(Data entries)
-=-=-=-=-

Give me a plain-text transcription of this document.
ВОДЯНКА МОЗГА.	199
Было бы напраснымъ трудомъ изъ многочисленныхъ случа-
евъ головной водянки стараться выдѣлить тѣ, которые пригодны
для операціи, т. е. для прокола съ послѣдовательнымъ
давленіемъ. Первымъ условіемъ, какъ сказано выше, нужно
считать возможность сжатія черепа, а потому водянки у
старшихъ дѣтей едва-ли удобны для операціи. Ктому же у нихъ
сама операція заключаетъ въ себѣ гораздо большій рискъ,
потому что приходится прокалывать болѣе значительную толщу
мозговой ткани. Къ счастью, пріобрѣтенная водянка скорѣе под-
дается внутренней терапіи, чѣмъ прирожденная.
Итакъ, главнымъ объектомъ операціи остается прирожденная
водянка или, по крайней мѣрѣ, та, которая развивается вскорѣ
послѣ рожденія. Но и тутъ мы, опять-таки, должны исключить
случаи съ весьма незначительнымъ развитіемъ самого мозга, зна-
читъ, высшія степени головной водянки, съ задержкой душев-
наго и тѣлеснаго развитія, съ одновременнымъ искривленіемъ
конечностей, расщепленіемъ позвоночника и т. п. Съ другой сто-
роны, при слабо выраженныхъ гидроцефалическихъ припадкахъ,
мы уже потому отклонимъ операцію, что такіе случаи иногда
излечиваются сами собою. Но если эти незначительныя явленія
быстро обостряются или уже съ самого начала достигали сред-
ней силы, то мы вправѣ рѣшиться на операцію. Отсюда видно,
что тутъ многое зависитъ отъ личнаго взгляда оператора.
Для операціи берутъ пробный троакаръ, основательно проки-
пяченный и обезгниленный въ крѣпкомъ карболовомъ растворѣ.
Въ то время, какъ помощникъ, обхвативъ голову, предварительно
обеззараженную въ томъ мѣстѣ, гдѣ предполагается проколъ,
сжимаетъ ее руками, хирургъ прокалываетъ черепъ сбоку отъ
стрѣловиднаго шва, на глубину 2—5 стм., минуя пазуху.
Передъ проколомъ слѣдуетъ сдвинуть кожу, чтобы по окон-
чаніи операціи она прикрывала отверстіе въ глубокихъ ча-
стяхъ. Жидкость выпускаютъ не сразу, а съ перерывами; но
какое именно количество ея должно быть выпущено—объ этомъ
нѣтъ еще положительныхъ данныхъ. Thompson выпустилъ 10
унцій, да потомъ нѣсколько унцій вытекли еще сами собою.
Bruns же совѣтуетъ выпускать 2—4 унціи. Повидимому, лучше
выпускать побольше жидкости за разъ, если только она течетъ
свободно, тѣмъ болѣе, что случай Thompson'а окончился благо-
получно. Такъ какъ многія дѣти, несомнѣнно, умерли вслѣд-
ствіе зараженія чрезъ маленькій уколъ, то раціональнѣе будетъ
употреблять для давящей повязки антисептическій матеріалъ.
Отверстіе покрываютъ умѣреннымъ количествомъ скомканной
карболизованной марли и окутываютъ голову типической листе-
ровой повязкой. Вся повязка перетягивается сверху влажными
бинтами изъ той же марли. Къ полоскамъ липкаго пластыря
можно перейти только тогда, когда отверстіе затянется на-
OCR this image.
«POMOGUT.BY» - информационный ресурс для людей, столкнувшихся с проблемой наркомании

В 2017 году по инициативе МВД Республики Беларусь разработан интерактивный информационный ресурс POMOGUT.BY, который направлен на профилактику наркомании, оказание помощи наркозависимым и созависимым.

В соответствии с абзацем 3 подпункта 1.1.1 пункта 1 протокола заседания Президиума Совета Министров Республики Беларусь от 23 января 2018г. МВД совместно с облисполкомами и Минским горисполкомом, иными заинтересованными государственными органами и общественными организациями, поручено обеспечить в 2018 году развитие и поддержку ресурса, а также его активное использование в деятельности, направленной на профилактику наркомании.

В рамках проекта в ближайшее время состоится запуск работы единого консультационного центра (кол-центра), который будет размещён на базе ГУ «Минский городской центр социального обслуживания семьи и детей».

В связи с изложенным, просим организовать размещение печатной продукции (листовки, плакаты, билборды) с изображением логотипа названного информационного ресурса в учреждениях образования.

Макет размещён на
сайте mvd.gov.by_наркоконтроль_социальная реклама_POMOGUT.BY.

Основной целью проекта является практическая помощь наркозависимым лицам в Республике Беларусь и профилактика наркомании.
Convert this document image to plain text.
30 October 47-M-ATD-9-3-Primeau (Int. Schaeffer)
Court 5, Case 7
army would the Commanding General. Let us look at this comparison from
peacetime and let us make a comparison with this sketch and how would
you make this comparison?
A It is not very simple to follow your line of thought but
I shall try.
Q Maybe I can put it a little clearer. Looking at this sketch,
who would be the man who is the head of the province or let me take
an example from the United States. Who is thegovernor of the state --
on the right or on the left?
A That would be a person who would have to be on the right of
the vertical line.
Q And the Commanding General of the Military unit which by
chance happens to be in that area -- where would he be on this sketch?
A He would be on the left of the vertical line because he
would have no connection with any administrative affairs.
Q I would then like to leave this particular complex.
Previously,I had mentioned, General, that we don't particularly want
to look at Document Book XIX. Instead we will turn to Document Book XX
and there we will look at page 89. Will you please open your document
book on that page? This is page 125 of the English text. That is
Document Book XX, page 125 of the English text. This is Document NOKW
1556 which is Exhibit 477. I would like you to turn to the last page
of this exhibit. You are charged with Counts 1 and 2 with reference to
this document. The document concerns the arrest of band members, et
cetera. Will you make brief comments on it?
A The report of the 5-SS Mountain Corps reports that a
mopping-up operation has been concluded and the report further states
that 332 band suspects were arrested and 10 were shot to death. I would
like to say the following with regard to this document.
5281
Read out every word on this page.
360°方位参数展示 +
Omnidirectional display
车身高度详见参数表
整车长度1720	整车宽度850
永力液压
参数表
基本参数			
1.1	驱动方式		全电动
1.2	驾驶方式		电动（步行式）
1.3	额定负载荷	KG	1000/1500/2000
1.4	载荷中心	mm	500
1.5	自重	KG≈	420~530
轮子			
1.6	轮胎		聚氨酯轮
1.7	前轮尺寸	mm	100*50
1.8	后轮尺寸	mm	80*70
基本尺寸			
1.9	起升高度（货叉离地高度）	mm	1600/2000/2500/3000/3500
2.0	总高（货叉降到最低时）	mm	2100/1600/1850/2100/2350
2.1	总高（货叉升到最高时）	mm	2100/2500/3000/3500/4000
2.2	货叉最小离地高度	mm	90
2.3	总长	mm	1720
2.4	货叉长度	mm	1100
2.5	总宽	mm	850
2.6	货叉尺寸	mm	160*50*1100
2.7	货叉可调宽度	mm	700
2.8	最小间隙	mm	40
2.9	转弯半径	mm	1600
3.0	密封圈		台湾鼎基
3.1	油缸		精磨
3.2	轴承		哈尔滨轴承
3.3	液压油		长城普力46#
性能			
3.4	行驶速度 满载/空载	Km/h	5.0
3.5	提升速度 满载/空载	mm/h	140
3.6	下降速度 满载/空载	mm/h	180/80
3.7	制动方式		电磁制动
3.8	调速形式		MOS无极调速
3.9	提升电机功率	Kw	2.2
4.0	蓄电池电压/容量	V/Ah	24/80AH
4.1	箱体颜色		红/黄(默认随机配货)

-=-=-=-=-

(SET EXERCISE) Once more, set down the full listing, verbatim.

(TASK RESPONSE)
Give me a plain-text transcription of this document.
ВОДЯНКА МОЗГА.	199
Было бы напраснымъ трудомъ изъ многочисленныхъ случа-
евъ головной водянки стараться выдѣлить тѣ, которые пригодны
для операціи, т. е. для прокола съ послѣдовательнымъ
давленіемъ. Первымъ условіемъ, какъ сказано выше, нужно
считать возможность сжатія черепа, а потому водянки у
старшихъ дѣтей едва-ли удобны для операціи. Ктому же у нихъ
сама операція заключаетъ въ себѣ гораздо большій рискъ,
потому что приходится прокалывать болѣе значительную толщу
мозговой ткани. Къ счастью, пріобрѣтенная водянка скорѣе под-
дается внутренней терапіи, чѣмъ прирожденная.
Итакъ, главнымъ объектомъ операціи остается прирожденная
водянка или, по крайней мѣрѣ, та, которая развивается вскорѣ
послѣ рожденія. Но и тутъ мы, опять-таки, должны исключить
случаи съ весьма незначительнымъ развитіемъ самого мозга, зна-
читъ, высшія степени головной водянки, съ задержкой душев-
наго и тѣлеснаго развитія, съ одновременнымъ искривленіемъ
конечностей, расщепленіемъ позвоночника и т. п. Съ другой сто-
роны, при слабо выраженныхъ гидроцефалическихъ припадкахъ,
мы уже потому отклонимъ операцію, что такіе случаи иногда
излечиваются сами собою. Но если эти незначительныя явленія
быстро обостряются или уже съ самого начала достигали сред-
ней силы, то мы вправѣ рѣшиться на операцію. Отсюда видно,
что тутъ многое зависитъ отъ личнаго взгляда оператора.
Для операціи берутъ пробный троакаръ, основательно проки-
пяченный и обезгниленный въ крѣпкомъ карболовомъ растворѣ.
Въ то время, какъ помощникъ, обхвативъ голову, предварительно
обеззараженную въ томъ мѣстѣ, гдѣ предполагается проколъ,
сжимаетъ ее руками, хирургъ прокалываетъ черепъ сбоку отъ
стрѣловиднаго шва, на глубину 2—5 стм., минуя пазуху.
Передъ проколомъ слѣдуетъ сдвинуть кожу, чтобы по окон-
чаніи операціи она прикрывала отверстіе въ глубокихъ ча-
стяхъ. Жидкость выпускаютъ не сразу, а съ перерывами; но
какое именно количество ея должно быть выпущено—объ этомъ
нѣтъ еще положительныхъ данныхъ. Thompson выпустилъ 10
унцій, да потомъ нѣсколько унцій вытекли еще сами собою.
Bruns же совѣтуетъ выпускать 2—4 унціи. Повидимому, лучше
выпускать побольше жидкости за разъ, если только она течетъ
свободно, тѣмъ болѣе, что случай Thompson'а окончился благо-
получно. Такъ какъ многія дѣти, несомнѣнно, умерли вслѣд-
ствіе зараженія чрезъ маленькій уколъ, то раціональнѣе будетъ
употреблять для давящей повязки антисептическій матеріалъ.
Отверстіе покрываютъ умѣреннымъ количествомъ скомканной
карболизованной марли и окутываютъ голову типической листе-
ровой повязкой. Вся повязка перетягивается сверху влажными
бинтами изъ той же марли. Къ полоскамъ липкаго пластыря
можно перейти только тогда, когда отверстіе затянется на-
OCR this image.
«POMOGUT.BY» - информационный ресурс для людей, столкнувшихся с проблемой наркомании

В 2017 году по инициативе МВД Республики Беларусь разработан интерактивный информационный ресурс POMOGUT.BY, который направлен на профилактику наркомании, оказание помощи наркозависимым и созависимым.

В соответствии с абзацем 3 подпункта 1.1.1 пункта 1 протокола заседания Президиума Совета Министров Республики Беларусь от 23 января 2018г. МВД совместно с облисполкомами и Минским горисполкомом, иными заинтересованными государственными органами и общественными организациями, поручено обеспечить в 2018 году развитие и поддержку ресурса, а также его активное использование в деятельности, направленной на профилактику наркомании.

В рамках проекта в ближайшее время состоится запуск работы единого консультационного центра (кол-центра), который будет размещён на базе ГУ «Минский городской центр социального обслуживания семьи и детей».

В связи с изложенным, просим организовать размещение печатной продукции (листовки, плакаты, билборды) с изображением логотипа названного информационного ресурса в учреждениях образования.

Макет размещён на
сайте mvd.gov.by_наркоконтроль_социальная реклама_POMOGUT.BY.

Основной целью проекта является практическая помощь наркозависимым лицам в Республике Беларусь и профилактика наркомании.
Convert this document image to plain text.
30 October 47-M-ATD-9-3-Primeau (Int. Schaeffer)
Court 5, Case 7
army would the Commanding General. Let us look at this comparison from
peacetime and let us make a comparison with this sketch and how would
you make this comparison?
A It is not very simple to follow your line of thought but
I shall try.
Q Maybe I can put it a little clearer. Looking at this sketch,
who would be the man who is the head of the province or let me take
an example from the United States. Who is thegovernor of the state --
on the right or on the left?
A That would be a person who would have to be on the right of
the vertical line.
Q And the Commanding General of the Military unit which by
chance happens to be in that area -- where would he be on this sketch?
A He would be on the left of the vertical line because he
would have no connection with any administrative affairs.
Q I would then like to leave this particular complex.
Previously,I had mentioned, General, that we don't particularly want
to look at Document Book XIX. Instead we will turn to Document Book XX
and there we will look at page 89. Will you please open your document
book on that page? This is page 125 of the English text. That is
Document Book XX, page 125 of the English text. This is Document NOKW
1556 which is Exhibit 477. I would like you to turn to the last page
of this exhibit. You are charged with Counts 1 and 2 with reference to
this document. The document concerns the arrest of band members, et
cetera. Will you make brief comments on it?
A The report of the 5-SS Mountain Corps reports that a
mopping-up operation has been concluded and the report further states
that 332 band suspects were arrested and 10 were shot to death. I would
like to say the following with regard to this document.
5281
Read out every word on this page.
360°方位参数展示 +
Omnidirectional display
车身高度详见参数表
整车长度1720	整车宽度850
永力液压
参数表
基本参数			
1.1	驱动方式		全电动
1.2	驾驶方式		电动（步行式）
1.3	额定负载荷	KG	1000/1500/2000
1.4	载荷中心	mm	500
1.5	自重	KG≈	420~530
轮子			
1.6	轮胎		聚氨酯轮
1.7	前轮尺寸	mm	100*50
1.8	后轮尺寸	mm	80*70
基本尺寸			
1.9	起升高度（货叉离地高度）	mm	1600/2000/2500/3000/3500
2.0	总高（货叉降到最低时）	mm	2100/1600/1850/2100/2350
2.1	总高（货叉升到最高时）	mm	2100/2500/3000/3500/4000
2.2	货叉最小离地高度	mm	90
2.3	总长	mm	1720
2.4	货叉长度	mm	1100
2.5	总宽	mm	850
2.6	货叉尺寸	mm	160*50*1100
2.7	货叉可调宽度	mm	700
2.8	最小间隙	mm	40
2.9	转弯半径	mm	1600
3.0	密封圈		台湾鼎基
3.1	油缸		精磨
3.2	轴承		哈尔滨轴承
3.3	液压油		长城普力46#
性能			
3.4	行驶速度 满载/空载	Km/h	5.0
3.5	提升速度 满载/空载	mm/h	140
3.6	下降速度 满载/空载	mm/h	180/80
3.7	制动方式		电磁制动
3.8	调速形式		MOS无极调速
3.9	提升电机功率	Kw	2.2
4.0	蓄电池电压/容量	V/Ah	24/80AH
4.1	箱体颜色		红/黄(默认随机配货)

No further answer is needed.